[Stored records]
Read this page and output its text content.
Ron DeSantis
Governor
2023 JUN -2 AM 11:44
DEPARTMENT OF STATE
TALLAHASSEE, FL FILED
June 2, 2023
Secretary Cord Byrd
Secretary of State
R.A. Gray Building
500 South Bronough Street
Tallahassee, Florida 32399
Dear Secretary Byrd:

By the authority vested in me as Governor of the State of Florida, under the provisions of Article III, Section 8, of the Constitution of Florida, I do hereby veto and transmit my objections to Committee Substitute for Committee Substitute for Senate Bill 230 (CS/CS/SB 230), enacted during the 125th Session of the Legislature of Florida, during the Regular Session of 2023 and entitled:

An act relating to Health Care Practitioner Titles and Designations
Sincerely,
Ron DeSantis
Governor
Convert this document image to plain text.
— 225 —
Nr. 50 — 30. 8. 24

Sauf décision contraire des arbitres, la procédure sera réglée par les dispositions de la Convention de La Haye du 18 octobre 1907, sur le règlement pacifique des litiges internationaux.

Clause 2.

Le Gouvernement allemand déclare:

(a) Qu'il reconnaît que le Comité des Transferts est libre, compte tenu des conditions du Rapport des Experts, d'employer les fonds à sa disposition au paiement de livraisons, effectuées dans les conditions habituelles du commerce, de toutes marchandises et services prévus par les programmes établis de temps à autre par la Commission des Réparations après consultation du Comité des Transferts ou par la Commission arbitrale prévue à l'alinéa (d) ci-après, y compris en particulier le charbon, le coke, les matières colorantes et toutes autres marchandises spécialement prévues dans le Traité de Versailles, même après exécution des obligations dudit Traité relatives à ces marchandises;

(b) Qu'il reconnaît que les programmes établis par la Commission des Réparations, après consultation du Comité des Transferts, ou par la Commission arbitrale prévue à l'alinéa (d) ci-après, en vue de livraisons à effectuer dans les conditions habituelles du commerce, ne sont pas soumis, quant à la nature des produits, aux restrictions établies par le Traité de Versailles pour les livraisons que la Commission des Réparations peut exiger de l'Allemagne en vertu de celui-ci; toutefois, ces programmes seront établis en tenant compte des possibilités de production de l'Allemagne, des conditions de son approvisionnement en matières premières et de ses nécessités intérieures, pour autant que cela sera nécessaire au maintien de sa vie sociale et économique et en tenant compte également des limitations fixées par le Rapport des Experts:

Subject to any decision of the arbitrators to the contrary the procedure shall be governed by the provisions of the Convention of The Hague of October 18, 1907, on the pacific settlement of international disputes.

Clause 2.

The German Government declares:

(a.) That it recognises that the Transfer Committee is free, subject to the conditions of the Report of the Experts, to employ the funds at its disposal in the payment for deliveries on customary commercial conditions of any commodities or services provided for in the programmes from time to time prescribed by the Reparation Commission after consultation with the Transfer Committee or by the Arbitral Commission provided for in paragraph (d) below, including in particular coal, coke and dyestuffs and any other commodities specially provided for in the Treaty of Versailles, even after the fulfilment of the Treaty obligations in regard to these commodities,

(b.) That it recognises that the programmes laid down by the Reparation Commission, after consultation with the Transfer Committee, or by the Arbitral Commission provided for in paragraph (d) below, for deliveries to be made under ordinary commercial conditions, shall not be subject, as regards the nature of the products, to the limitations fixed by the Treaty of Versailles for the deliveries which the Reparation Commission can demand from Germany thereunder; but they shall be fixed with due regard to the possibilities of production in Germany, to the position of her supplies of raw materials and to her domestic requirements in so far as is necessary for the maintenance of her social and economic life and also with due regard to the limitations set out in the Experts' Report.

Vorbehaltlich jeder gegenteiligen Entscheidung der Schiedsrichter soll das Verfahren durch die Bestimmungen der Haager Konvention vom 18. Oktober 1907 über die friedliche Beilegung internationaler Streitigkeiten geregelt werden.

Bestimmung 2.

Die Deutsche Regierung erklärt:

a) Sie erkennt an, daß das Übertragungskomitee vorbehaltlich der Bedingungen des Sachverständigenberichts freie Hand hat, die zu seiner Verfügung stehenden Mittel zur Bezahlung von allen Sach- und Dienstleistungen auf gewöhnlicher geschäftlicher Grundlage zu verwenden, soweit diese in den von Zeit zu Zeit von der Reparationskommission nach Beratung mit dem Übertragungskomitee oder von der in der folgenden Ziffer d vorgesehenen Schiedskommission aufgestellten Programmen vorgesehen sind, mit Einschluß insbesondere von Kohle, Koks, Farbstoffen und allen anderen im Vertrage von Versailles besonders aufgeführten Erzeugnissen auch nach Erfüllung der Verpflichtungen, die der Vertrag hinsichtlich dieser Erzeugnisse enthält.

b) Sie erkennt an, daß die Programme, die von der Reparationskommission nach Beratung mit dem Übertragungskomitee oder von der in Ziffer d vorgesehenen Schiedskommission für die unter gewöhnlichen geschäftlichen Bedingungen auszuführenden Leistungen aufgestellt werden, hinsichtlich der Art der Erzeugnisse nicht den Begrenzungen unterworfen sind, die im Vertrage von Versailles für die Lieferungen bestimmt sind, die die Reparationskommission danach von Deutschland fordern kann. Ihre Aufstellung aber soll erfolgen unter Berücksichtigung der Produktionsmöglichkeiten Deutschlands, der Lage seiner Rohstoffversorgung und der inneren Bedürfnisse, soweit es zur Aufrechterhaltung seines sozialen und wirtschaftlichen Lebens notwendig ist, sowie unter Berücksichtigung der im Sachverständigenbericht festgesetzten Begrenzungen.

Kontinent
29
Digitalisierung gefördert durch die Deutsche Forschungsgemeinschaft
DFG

Your objective.
Extract the full listing above without altering anything.

Response to this exercise.
Read this page and output its text content.
Ron DeSantis
Governor
2023 JUN -2 AM 11:44
DEPARTMENT OF STATE
TALLAHASSEE, FL FILED
June 2, 2023
Secretary Cord Byrd
Secretary of State
R.A. Gray Building
500 South Bronough Street
Tallahassee, Florida 32399
Dear Secretary Byrd:

By the authority vested in me as Governor of the State of Florida, under the provisions of Article III, Section 8, of the Constitution of Florida, I do hereby veto and transmit my objections to Committee Substitute for Committee Substitute for Senate Bill 230 (CS/CS/SB 230), enacted during the 125th Session of the Legislature of Florida, during the Regular Session of 2023 and entitled:

An act relating to Health Care Practitioner Titles and Designations
Sincerely,
Ron DeSantis
Governor
Convert this document image to plain text.
— 225 —
Nr. 50 — 30. 8. 24

Sauf décision contraire des arbitres, la procédure sera réglée par les dispositions de la Convention de La Haye du 18 octobre 1907, sur le règlement pacifique des litiges internationaux.

Clause 2.

Le Gouvernement allemand déclare:

(a) Qu'il reconnaît que le Comité des Transferts est libre, compte tenu des conditions du Rapport des Experts, d'employer les fonds à sa disposition au paiement de livraisons, effectuées dans les conditions habituelles du commerce, de toutes marchandises et services prévus par les programmes établis de temps à autre par la Commission des Réparations après consultation du Comité des Transferts ou par la Commission arbitrale prévue à l'alinéa (d) ci-après, y compris en particulier le charbon, le coke, les matières colorantes et toutes autres marchandises spécialement prévues dans le Traité de Versailles, même après exécution des obligations dudit Traité relatives à ces marchandises;

(b) Qu'il reconnaît que les programmes établis par la Commission des Réparations, après consultation du Comité des Transferts, ou par la Commission arbitrale prévue à l'alinéa (d) ci-après, en vue de livraisons à effectuer dans les conditions habituelles du commerce, ne sont pas soumis, quant à la nature des produits, aux restrictions établies par le Traité de Versailles pour les livraisons que la Commission des Réparations peut exiger de l'Allemagne en vertu de celui-ci; toutefois, ces programmes seront établis en tenant compte des possibilités de production de l'Allemagne, des conditions de son approvisionnement en matières premières et de ses nécessités intérieures, pour autant que cela sera nécessaire au maintien de sa vie sociale et économique et en tenant compte également des limitations fixées par le Rapport des Experts:

Subject to any decision of the arbitrators to the contrary the procedure shall be governed by the provisions of the Convention of The Hague of October 18, 1907, on the pacific settlement of international disputes.

Clause 2.

The German Government declares:

(a.) That it recognises that the Transfer Committee is free, subject to the conditions of the Report of the Experts, to employ the funds at its disposal in the payment for deliveries on customary commercial conditions of any commodities or services provided for in the programmes from time to time prescribed by the Reparation Commission after consultation with the Transfer Committee or by the Arbitral Commission provided for in paragraph (d) below, including in particular coal, coke and dyestuffs and any other commodities specially provided for in the Treaty of Versailles, even after the fulfilment of the Treaty obligations in regard to these commodities,

(b.) That it recognises that the programmes laid down by the Reparation Commission, after consultation with the Transfer Committee, or by the Arbitral Commission provided for in paragraph (d) below, for deliveries to be made under ordinary commercial conditions, shall not be subject, as regards the nature of the products, to the limitations fixed by the Treaty of Versailles for the deliveries which the Reparation Commission can demand from Germany thereunder; but they shall be fixed with due regard to the possibilities of production in Germany, to the position of her supplies of raw materials and to her domestic requirements in so far as is necessary for the maintenance of her social and economic life and also with due regard to the limitations set out in the Experts' Report.

Vorbehaltlich jeder gegenteiligen Entscheidung der Schiedsrichter soll das Verfahren durch die Bestimmungen der Haager Konvention vom 18. Oktober 1907 über die friedliche Beilegung internationaler Streitigkeiten geregelt werden.

Bestimmung 2.

Die Deutsche Regierung erklärt:

a) Sie erkennt an, daß das Übertragungskomitee vorbehaltlich der Bedingungen des Sachverständigenberichts freie Hand hat, die zu seiner Verfügung stehenden Mittel zur Bezahlung von allen Sach- und Dienstleistungen auf gewöhnlicher geschäftlicher Grundlage zu verwenden, soweit diese in den von Zeit zu Zeit von der Reparationskommission nach Beratung mit dem Übertragungskomitee oder von der in der folgenden Ziffer d vorgesehenen Schiedskommission aufgestellten Programmen vorgesehen sind, mit Einschluß insbesondere von Kohle, Koks, Farbstoffen und allen anderen im Vertrage von Versailles besonders aufgeführten Erzeugnissen auch nach Erfüllung der Verpflichtungen, die der Vertrag hinsichtlich dieser Erzeugnisse enthält.

b) Sie erkennt an, daß die Programme, die von der Reparationskommission nach Beratung mit dem Übertragungskomitee oder von der in Ziffer d vorgesehenen Schiedskommission für die unter gewöhnlichen geschäftlichen Bedingungen auszuführenden Leistungen aufgestellt werden, hinsichtlich der Art der Erzeugnisse nicht den Begrenzungen unterworfen sind, die im Vertrage von Versailles für die Lieferungen bestimmt sind, die die Reparationskommission danach von Deutschland fordern kann. Ihre Aufstellung aber soll erfolgen unter Berücksichtigung der Produktionsmöglichkeiten Deutschlands, der Lage seiner Rohstoffversorgung und der inneren Bedürfnisse, soweit es zur Aufrechterhaltung seines sozialen und wirtschaftlichen Lebens notwendig ist, sowie unter Berücksichtigung der im Sachverständigenbericht festgesetzten Begrenzungen.

Kontinent
29
Digitalisierung gefördert durch die Deutsche Forschungsgemeinschaft
DFG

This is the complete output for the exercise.